DATASET RECORDS:
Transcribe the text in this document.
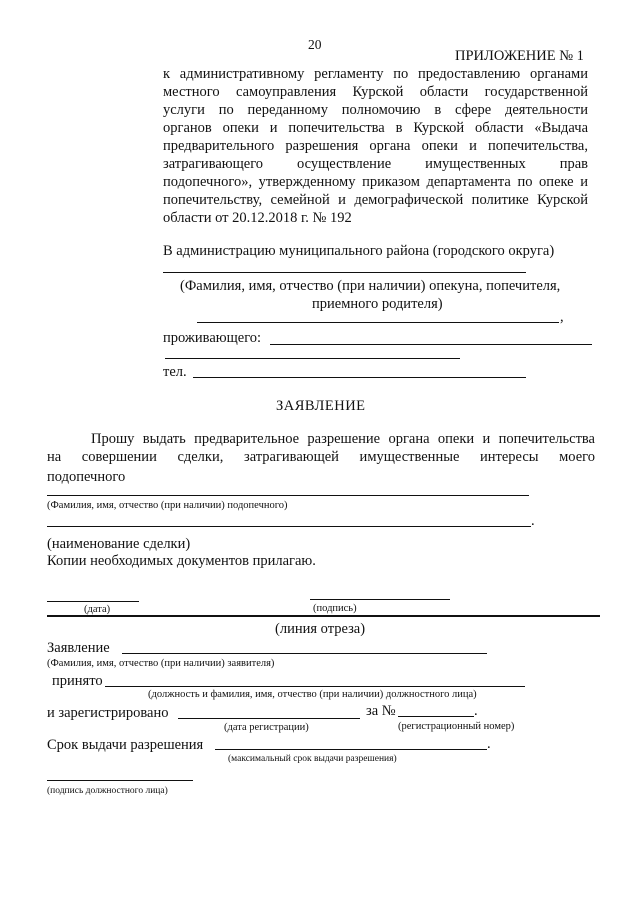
20
ПРИЛОЖЕНИЕ № 1
к административному регламенту по предоставлению органами
местного самоуправления Курской области государственной
услуги по переданному полномочию в сфере деятельности
органов опеки и попечительства в Курской области «Выдача
предварительного разрешения органа опеки и попечительства,
затрагивающего осуществление имущественных прав
подопечного», утвержденному приказом департамента по опеке и
попечительству, семейной и демографической политике Курской
области от 20.12.2018 г. № 192
В администрацию муниципального района (городского округа)
(Фамилия, имя, отчество (при наличии) опекуна, попечителя,
приемного родителя)
,
проживающего:
тел.
ЗАЯВЛЕНИЕ
Прошу выдать предварительное разрешение органа опеки и попечительства
на совершении сделки, затрагивающей имущественные интересы моего
подопечного
(Фамилия, имя, отчество (при наличии) подопечного)
.
(наименование сделки)
Копии необходимых документов прилагаю.
(дата)	(подпись)
(линия отреза)
Заявление
(Фамилия, имя, отчество (при наличии) заявителя)
принято
(должность и фамилия, имя, отчество (при наличии) должностного лица)
и зарегистрировано	за №	.
(дата регистрации)	(регистрационный номер)
Срок выдачи разрешения	.
(максимальный срок выдачи разрешения)
(подпись должностного лица)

STATED EXERCISE: How many lines in the listing above contain "выдачи"? Answer with the number alone.

WORKED SOLUTION: 2